:: TO BE DONE ::
Check each line of the records below and collect those that include the word "Нерехта".

(Records)
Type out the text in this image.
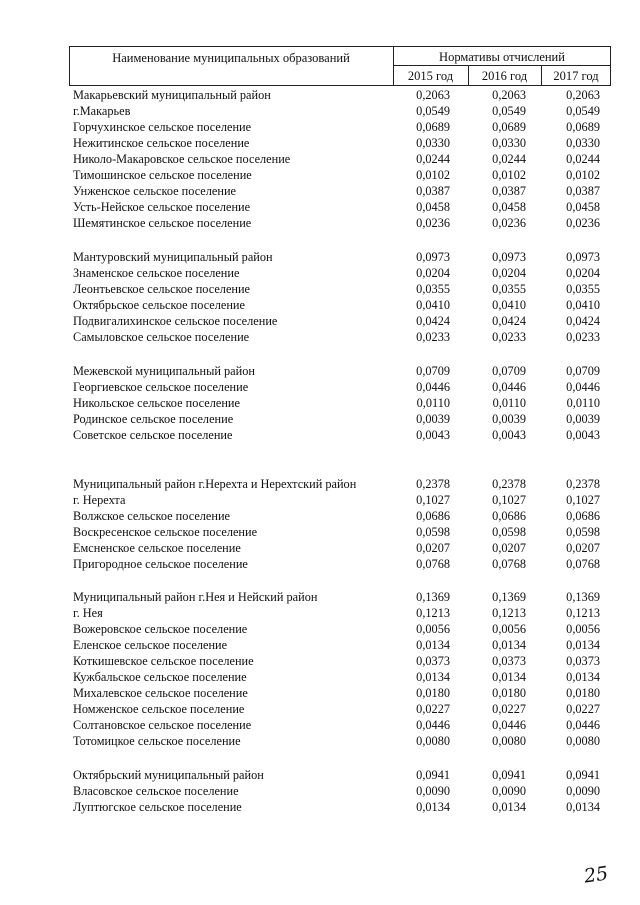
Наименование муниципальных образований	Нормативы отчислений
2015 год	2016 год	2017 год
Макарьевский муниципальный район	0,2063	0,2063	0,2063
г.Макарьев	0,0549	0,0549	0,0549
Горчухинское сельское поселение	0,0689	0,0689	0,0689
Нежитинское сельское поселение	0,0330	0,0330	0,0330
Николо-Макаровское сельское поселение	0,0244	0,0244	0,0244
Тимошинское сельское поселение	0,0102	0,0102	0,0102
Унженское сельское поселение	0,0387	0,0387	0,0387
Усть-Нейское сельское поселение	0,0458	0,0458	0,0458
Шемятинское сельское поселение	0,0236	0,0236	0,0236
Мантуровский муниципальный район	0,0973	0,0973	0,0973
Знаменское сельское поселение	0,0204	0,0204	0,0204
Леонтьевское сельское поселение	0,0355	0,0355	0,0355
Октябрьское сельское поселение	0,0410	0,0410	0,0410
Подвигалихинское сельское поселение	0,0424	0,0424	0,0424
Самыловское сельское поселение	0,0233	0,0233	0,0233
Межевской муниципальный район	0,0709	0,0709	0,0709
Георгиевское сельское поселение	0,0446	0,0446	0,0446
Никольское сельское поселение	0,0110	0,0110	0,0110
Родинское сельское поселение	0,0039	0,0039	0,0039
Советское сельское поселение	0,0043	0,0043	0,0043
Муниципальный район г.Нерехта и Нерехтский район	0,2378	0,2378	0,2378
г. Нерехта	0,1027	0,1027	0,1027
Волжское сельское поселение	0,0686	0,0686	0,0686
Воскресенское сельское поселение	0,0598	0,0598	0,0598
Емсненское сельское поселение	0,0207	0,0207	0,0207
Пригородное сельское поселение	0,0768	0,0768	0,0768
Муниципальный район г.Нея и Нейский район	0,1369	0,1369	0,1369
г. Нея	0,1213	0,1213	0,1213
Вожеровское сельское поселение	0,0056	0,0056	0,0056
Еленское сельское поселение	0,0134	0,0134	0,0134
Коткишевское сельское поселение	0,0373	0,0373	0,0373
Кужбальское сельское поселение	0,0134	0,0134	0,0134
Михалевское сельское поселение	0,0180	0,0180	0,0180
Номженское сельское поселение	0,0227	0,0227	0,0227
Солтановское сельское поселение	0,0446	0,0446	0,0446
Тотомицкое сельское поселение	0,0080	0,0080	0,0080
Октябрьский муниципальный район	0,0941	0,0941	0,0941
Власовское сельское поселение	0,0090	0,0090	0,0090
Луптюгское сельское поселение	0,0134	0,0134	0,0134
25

==

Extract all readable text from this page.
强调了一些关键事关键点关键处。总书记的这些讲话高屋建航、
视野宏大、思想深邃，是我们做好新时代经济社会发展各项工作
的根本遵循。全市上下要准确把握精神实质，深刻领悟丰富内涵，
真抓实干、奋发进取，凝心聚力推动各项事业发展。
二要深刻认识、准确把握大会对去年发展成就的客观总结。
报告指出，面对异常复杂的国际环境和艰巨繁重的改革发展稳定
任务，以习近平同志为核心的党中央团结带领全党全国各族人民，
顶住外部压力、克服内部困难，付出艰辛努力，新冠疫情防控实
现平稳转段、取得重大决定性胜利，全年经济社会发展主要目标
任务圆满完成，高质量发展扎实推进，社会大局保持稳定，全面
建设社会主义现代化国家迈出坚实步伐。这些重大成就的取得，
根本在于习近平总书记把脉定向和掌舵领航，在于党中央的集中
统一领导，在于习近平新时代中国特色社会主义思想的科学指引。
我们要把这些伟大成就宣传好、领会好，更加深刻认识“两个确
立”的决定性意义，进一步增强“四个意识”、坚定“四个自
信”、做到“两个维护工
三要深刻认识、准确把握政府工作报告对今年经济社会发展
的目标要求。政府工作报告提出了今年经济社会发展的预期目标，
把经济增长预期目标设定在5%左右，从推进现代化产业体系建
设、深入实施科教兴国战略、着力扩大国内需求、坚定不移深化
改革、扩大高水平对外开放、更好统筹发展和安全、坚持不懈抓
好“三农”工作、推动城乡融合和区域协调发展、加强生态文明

:: SOLUTION TO THE EXERCISE ::
Муниципальный район г.Нерехта и Нерехтский район	0,2378	0,2378	0,2378
г. Нерехта	0,1027	0,1027	0,1027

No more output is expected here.